Copy the material that follows word for word and omit its pictures.

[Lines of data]

=-=-=

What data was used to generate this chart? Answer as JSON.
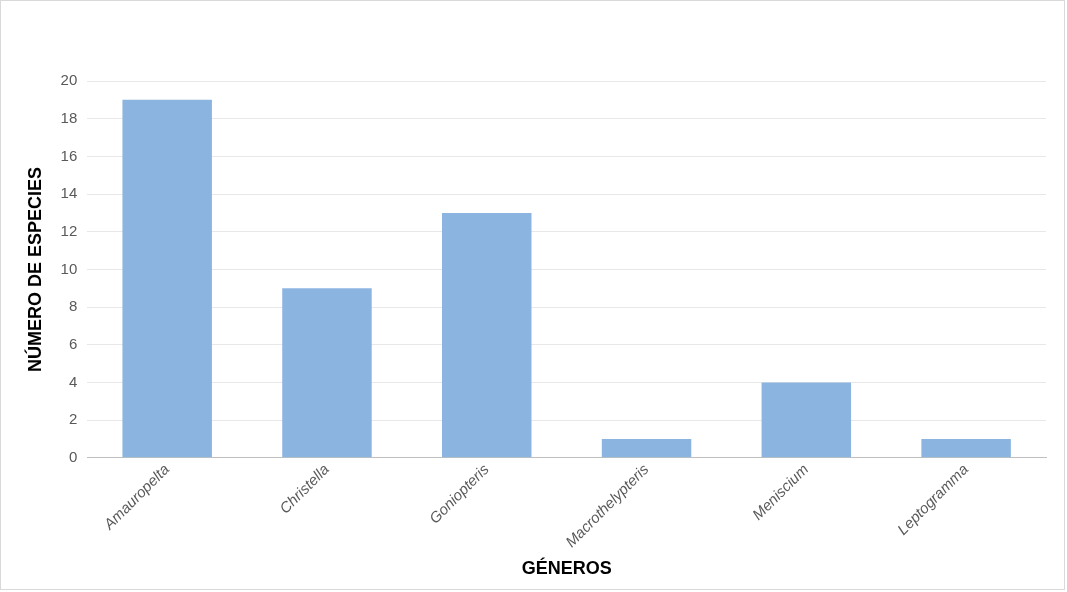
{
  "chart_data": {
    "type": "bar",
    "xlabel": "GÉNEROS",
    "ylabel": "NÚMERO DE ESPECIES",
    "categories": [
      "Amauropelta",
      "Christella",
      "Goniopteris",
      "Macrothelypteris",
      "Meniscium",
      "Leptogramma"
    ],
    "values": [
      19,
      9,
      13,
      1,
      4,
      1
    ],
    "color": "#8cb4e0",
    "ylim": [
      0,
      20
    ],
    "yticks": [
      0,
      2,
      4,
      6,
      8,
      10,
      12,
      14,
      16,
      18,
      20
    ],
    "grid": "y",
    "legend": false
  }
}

=-=-=

**Full response**
What data was used to generate this chart? Answer as JSON.
{
  "chart_data": {
    "type": "bar",
    "xlabel": "GÉNEROS",
    "ylabel": "NÚMERO DE ESPECIES",
    "categories": [
      "Amauropelta",
      "Christella",
      "Goniopteris",
      "Macrothelypteris",
      "Meniscium",
      "Leptogramma"
    ],
    "values": [
      19,
      9,
      13,
      1,
      4,
      1
    ],
    "color": "#8cb4e0",
    "ylim": [
      0,
      20
    ],
    "yticks": [
      0,
      2,
      4,
      6,
      8,
      10,
      12,
      14,
      16,
      18,
      20
    ],
    "grid": "y",
    "legend": false
  }
}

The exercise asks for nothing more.